Given entries =>

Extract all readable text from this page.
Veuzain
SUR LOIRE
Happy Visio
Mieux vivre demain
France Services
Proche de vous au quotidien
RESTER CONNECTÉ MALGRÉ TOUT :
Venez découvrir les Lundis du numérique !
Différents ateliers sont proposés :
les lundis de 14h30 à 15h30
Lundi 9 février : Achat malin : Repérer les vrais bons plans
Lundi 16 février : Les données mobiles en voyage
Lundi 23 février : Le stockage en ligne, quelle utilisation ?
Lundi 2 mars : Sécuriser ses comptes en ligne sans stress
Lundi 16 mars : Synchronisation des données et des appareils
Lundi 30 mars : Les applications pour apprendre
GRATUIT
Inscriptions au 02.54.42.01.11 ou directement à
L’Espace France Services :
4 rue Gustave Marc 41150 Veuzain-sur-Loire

Given instruction => Find "Services". Copy every line it occurs in.

Task solution =>
France Services
L’Espace France Services :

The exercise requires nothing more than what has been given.